AIM OF THE TASK → Give the entries back exactly, dropping each image.

RAW DATA →
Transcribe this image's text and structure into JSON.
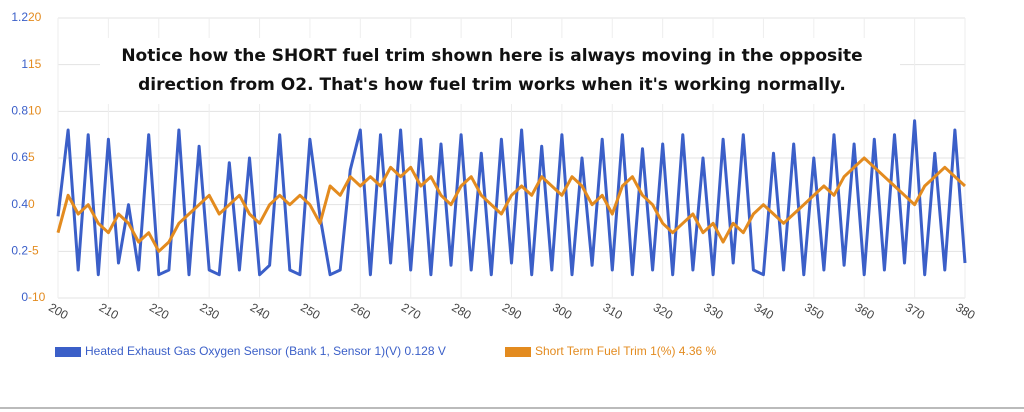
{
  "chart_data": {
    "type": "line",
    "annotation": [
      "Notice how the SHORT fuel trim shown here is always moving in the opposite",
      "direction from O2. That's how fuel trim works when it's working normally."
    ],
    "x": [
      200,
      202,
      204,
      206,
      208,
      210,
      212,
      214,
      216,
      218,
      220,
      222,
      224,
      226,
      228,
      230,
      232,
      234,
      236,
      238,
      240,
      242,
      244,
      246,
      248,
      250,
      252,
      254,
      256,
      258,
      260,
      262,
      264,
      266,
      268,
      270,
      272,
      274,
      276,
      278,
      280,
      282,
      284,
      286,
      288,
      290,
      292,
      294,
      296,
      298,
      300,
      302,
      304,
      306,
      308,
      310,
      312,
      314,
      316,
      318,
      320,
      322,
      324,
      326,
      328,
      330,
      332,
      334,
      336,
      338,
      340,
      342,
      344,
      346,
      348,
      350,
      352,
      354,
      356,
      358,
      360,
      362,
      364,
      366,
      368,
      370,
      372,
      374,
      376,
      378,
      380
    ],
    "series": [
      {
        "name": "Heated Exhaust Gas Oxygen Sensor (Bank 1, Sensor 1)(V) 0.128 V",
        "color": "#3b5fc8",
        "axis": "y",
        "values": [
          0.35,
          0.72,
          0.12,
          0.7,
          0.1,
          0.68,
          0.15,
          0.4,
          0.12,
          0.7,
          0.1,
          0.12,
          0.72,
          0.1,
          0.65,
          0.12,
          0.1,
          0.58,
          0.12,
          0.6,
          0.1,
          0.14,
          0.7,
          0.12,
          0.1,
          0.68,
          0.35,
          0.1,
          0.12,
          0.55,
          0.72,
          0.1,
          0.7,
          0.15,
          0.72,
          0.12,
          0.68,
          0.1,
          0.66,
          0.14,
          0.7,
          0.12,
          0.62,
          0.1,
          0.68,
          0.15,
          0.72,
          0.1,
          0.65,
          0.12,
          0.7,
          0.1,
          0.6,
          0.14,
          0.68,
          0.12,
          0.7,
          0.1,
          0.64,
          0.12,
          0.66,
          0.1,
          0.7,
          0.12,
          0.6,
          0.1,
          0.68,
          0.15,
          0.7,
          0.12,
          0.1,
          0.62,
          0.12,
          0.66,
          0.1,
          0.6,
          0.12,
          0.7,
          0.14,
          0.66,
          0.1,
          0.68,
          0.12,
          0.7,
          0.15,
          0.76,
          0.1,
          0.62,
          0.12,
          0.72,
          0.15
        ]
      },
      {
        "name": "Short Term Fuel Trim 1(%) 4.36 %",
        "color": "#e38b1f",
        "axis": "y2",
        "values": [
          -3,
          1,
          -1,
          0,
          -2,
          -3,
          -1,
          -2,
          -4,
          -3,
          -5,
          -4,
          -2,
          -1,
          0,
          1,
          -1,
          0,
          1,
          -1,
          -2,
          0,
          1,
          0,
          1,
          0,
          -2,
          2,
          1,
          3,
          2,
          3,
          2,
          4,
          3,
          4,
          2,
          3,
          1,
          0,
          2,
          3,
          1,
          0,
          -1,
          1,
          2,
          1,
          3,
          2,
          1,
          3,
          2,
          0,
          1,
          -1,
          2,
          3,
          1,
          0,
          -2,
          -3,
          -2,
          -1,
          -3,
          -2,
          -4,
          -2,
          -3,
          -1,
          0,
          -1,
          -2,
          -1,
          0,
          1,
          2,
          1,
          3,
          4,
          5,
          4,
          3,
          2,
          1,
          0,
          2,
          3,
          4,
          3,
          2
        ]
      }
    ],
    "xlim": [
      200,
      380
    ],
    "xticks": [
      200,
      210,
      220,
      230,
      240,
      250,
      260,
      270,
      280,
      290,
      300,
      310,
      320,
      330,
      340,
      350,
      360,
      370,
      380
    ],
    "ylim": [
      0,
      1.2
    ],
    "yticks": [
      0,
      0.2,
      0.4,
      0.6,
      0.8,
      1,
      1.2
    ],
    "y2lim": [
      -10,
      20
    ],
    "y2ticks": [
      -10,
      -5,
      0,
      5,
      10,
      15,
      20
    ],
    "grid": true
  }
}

RESULT →
Transcribe this image's text and structure into JSON.
{
  "chart_data": {
    "type": "line",
    "annotation": [
      "Notice how the SHORT fuel trim shown here is always moving in the opposite",
      "direction from O2. That's how fuel trim works when it's working normally."
    ],
    "x": [
      200,
      202,
      204,
      206,
      208,
      210,
      212,
      214,
      216,
      218,
      220,
      222,
      224,
      226,
      228,
      230,
      232,
      234,
      236,
      238,
      240,
      242,
      244,
      246,
      248,
      250,
      252,
      254,
      256,
      258,
      260,
      262,
      264,
      266,
      268,
      270,
      272,
      274,
      276,
      278,
      280,
      282,
      284,
      286,
      288,
      290,
      292,
      294,
      296,
      298,
      300,
      302,
      304,
      306,
      308,
      310,
      312,
      314,
      316,
      318,
      320,
      322,
      324,
      326,
      328,
      330,
      332,
      334,
      336,
      338,
      340,
      342,
      344,
      346,
      348,
      350,
      352,
      354,
      356,
      358,
      360,
      362,
      364,
      366,
      368,
      370,
      372,
      374,
      376,
      378,
      380
    ],
    "series": [
      {
        "name": "Heated Exhaust Gas Oxygen Sensor (Bank 1, Sensor 1)(V) 0.128 V",
        "color": "#3b5fc8",
        "axis": "y",
        "values": [
          0.35,
          0.72,
          0.12,
          0.7,
          0.1,
          0.68,
          0.15,
          0.4,
          0.12,
          0.7,
          0.1,
          0.12,
          0.72,
          0.1,
          0.65,
          0.12,
          0.1,
          0.58,
          0.12,
          0.6,
          0.1,
          0.14,
          0.7,
          0.12,
          0.1,
          0.68,
          0.35,
          0.1,
          0.12,
          0.55,
          0.72,
          0.1,
          0.7,
          0.15,
          0.72,
          0.12,
          0.68,
          0.1,
          0.66,
          0.14,
          0.7,
          0.12,
          0.62,
          0.1,
          0.68,
          0.15,
          0.72,
          0.1,
          0.65,
          0.12,
          0.7,
          0.1,
          0.6,
          0.14,
          0.68,
          0.12,
          0.7,
          0.1,
          0.64,
          0.12,
          0.66,
          0.1,
          0.7,
          0.12,
          0.6,
          0.1,
          0.68,
          0.15,
          0.7,
          0.12,
          0.1,
          0.62,
          0.12,
          0.66,
          0.1,
          0.6,
          0.12,
          0.7,
          0.14,
          0.66,
          0.1,
          0.68,
          0.12,
          0.7,
          0.15,
          0.76,
          0.1,
          0.62,
          0.12,
          0.72,
          0.15
        ]
      },
      {
        "name": "Short Term Fuel Trim 1(%) 4.36 %",
        "color": "#e38b1f",
        "axis": "y2",
        "values": [
          -3,
          1,
          -1,
          0,
          -2,
          -3,
          -1,
          -2,
          -4,
          -3,
          -5,
          -4,
          -2,
          -1,
          0,
          1,
          -1,
          0,
          1,
          -1,
          -2,
          0,
          1,
          0,
          1,
          0,
          -2,
          2,
          1,
          3,
          2,
          3,
          2,
          4,
          3,
          4,
          2,
          3,
          1,
          0,
          2,
          3,
          1,
          0,
          -1,
          1,
          2,
          1,
          3,
          2,
          1,
          3,
          2,
          0,
          1,
          -1,
          2,
          3,
          1,
          0,
          -2,
          -3,
          -2,
          -1,
          -3,
          -2,
          -4,
          -2,
          -3,
          -1,
          0,
          -1,
          -2,
          -1,
          0,
          1,
          2,
          1,
          3,
          4,
          5,
          4,
          3,
          2,
          1,
          0,
          2,
          3,
          4,
          3,
          2
        ]
      }
    ],
    "xlim": [
      200,
      380
    ],
    "xticks": [
      200,
      210,
      220,
      230,
      240,
      250,
      260,
      270,
      280,
      290,
      300,
      310,
      320,
      330,
      340,
      350,
      360,
      370,
      380
    ],
    "ylim": [
      0,
      1.2
    ],
    "yticks": [
      0,
      0.2,
      0.4,
      0.6,
      0.8,
      1,
      1.2
    ],
    "y2lim": [
      -10,
      20
    ],
    "y2ticks": [
      -10,
      -5,
      0,
      5,
      10,
      15,
      20
    ],
    "grid": true
  }
}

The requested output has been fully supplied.